Records from a collection
□ □ □ □ □

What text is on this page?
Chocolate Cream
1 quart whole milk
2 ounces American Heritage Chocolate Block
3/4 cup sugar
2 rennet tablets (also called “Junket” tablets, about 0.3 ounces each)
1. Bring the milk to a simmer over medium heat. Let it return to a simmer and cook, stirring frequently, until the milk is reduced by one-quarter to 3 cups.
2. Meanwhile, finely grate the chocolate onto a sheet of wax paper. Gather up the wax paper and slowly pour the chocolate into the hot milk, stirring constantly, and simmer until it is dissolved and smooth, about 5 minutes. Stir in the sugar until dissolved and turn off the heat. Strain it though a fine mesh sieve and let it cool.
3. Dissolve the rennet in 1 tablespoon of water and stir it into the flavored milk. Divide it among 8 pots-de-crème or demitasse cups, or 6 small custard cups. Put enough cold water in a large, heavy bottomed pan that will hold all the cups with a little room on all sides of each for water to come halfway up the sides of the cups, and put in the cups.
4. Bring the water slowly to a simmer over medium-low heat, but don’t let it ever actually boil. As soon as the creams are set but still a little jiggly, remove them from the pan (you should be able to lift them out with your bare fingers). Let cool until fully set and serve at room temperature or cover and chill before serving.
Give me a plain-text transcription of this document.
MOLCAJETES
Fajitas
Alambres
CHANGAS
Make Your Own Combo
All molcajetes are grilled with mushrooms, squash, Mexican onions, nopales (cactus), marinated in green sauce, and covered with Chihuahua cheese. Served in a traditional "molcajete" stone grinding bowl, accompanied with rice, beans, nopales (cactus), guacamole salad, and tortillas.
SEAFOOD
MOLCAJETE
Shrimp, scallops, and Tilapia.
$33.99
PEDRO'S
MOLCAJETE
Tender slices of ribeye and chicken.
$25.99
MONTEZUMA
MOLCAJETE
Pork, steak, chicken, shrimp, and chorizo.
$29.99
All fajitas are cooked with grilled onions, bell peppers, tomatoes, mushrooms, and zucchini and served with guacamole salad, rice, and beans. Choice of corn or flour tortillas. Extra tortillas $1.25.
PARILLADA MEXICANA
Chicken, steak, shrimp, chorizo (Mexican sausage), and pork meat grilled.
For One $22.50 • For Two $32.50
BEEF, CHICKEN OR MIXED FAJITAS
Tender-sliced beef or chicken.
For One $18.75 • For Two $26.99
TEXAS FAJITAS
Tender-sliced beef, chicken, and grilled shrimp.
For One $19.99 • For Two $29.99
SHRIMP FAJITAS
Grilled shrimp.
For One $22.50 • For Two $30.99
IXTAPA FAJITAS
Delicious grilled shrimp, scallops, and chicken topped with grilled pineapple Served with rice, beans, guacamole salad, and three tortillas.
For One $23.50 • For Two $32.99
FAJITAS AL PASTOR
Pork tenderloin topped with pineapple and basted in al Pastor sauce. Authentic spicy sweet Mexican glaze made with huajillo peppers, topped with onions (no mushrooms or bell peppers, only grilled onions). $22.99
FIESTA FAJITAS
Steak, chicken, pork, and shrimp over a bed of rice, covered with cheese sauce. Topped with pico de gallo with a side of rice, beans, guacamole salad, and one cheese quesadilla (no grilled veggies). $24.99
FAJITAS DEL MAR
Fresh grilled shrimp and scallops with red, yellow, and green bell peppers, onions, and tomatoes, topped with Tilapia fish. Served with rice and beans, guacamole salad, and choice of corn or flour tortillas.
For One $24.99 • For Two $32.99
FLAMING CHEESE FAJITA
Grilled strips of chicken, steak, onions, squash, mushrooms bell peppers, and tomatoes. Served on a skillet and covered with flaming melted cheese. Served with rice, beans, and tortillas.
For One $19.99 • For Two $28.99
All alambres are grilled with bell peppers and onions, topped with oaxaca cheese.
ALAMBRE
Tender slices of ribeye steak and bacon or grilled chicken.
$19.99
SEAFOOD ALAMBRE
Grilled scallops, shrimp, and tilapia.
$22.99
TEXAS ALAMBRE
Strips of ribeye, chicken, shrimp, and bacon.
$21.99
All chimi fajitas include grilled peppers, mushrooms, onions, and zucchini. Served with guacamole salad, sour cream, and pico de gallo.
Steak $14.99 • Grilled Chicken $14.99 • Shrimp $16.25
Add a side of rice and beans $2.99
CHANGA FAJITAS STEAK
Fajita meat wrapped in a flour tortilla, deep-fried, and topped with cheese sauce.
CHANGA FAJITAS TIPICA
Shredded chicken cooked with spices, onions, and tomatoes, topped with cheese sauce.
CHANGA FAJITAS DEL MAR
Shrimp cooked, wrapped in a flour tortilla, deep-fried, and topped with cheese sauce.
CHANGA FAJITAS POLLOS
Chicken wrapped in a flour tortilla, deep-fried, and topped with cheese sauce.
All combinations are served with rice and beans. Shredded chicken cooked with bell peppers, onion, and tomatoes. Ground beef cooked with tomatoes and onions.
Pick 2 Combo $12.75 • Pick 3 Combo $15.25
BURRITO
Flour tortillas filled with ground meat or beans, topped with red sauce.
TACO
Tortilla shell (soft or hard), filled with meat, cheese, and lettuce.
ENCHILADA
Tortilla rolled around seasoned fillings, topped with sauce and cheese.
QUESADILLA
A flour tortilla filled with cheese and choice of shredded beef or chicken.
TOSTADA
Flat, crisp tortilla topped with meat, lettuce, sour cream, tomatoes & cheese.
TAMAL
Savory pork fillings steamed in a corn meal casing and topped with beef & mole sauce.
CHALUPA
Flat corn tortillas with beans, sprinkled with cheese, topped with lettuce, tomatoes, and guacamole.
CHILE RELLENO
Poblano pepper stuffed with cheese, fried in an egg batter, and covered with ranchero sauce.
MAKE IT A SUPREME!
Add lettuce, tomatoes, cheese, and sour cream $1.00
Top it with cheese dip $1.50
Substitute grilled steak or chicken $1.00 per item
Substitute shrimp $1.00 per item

□ □ □ □ □

--- Challenge ---
How many of the lines above contain the string "lettuce"? Give the number only.

--- Solution below ---
4